**** Supplied records

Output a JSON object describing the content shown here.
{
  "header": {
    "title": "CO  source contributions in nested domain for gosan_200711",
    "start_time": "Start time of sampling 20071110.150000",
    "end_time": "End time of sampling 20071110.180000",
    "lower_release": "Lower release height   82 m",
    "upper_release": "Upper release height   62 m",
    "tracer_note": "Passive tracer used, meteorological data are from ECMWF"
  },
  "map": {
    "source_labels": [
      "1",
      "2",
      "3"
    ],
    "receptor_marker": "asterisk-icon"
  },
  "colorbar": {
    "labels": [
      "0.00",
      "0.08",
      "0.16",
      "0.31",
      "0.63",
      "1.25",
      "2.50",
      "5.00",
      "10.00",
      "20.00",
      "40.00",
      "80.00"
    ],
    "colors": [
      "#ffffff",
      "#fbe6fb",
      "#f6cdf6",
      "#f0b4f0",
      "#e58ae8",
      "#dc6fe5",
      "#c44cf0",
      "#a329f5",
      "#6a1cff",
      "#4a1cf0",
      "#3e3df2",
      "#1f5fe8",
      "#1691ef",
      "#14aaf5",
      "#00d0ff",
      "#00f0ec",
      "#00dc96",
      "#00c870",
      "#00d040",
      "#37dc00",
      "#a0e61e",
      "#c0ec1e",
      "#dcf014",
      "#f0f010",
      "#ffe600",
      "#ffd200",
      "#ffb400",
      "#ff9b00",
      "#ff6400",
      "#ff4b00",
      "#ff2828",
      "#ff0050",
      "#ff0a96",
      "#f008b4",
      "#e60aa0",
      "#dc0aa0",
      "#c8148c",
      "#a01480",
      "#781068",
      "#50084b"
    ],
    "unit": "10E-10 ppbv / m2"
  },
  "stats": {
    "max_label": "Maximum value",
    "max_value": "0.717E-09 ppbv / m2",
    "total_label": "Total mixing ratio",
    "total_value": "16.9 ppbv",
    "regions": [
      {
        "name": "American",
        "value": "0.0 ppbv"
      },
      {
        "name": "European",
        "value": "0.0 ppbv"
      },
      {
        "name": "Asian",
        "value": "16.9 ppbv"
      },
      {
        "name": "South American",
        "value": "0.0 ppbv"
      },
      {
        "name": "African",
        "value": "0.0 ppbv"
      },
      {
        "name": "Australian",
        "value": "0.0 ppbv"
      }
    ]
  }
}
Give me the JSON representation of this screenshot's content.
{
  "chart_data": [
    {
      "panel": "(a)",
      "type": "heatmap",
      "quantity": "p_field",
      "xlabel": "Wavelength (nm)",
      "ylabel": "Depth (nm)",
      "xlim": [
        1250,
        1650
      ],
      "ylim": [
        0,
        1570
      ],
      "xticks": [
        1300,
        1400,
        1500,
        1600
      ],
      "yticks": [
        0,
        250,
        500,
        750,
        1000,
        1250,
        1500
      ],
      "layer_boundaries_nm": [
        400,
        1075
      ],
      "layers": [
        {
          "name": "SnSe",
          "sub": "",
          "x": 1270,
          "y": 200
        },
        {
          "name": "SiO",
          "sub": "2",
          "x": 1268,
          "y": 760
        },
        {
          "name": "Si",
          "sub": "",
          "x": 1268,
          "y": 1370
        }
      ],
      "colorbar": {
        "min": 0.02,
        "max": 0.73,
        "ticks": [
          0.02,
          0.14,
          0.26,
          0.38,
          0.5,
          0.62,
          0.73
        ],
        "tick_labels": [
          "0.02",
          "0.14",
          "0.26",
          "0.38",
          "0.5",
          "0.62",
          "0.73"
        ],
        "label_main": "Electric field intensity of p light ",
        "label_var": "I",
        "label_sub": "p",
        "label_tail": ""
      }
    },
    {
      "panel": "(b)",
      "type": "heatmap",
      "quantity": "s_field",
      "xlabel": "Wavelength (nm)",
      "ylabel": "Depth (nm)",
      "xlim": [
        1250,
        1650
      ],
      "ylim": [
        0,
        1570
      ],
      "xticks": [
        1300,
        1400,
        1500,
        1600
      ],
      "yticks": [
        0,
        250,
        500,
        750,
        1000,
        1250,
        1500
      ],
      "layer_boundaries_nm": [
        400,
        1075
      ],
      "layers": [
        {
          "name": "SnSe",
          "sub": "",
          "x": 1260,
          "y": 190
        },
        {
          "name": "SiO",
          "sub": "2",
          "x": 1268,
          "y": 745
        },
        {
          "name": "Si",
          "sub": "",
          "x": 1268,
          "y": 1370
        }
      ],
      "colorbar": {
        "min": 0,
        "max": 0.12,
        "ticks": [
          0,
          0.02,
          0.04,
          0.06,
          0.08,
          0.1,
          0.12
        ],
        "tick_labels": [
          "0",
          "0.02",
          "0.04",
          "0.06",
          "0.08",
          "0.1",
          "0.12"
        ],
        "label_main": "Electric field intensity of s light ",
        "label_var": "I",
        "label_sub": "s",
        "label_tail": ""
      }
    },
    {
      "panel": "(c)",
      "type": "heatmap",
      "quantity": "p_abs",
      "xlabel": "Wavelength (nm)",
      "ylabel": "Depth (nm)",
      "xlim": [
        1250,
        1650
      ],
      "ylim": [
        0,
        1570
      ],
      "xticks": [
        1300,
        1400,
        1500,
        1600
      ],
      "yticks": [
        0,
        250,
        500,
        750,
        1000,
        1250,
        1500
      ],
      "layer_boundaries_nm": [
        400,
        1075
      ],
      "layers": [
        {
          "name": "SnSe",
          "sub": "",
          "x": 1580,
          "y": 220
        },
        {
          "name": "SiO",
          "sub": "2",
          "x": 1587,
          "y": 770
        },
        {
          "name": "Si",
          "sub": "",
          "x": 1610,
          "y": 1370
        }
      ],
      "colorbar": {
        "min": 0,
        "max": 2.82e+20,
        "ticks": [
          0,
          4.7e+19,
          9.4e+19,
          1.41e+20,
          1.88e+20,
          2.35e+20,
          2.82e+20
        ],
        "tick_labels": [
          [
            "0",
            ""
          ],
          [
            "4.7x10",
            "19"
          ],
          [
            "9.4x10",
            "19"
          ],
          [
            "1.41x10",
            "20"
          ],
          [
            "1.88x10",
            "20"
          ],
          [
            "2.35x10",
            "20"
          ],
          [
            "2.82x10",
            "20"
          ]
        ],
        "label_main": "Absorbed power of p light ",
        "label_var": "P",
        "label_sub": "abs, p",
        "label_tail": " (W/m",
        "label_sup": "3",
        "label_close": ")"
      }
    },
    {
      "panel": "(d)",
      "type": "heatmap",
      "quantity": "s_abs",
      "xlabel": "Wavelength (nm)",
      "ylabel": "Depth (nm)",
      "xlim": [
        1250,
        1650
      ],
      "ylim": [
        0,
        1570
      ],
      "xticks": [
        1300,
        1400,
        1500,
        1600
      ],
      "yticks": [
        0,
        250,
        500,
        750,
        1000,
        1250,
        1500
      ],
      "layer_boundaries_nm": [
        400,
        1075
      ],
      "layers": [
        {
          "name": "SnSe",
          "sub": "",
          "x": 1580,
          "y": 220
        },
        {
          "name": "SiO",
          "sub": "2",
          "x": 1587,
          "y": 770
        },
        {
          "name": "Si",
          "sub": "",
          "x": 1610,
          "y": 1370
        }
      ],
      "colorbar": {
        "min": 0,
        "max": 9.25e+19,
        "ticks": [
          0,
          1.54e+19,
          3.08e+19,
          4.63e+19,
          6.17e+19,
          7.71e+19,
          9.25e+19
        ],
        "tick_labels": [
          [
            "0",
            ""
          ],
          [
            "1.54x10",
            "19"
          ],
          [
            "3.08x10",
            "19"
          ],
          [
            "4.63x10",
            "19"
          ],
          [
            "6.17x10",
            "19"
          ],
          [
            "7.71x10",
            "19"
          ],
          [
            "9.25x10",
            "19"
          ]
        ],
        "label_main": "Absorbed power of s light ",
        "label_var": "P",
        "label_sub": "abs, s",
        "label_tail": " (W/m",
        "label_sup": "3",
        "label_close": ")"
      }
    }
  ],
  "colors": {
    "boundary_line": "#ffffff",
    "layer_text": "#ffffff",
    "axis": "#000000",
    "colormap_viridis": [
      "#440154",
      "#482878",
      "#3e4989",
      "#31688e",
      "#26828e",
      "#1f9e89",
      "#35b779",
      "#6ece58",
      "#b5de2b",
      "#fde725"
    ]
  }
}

********

Task goal
Return only the count of lines in the records that hold the word "release".

Solution below
2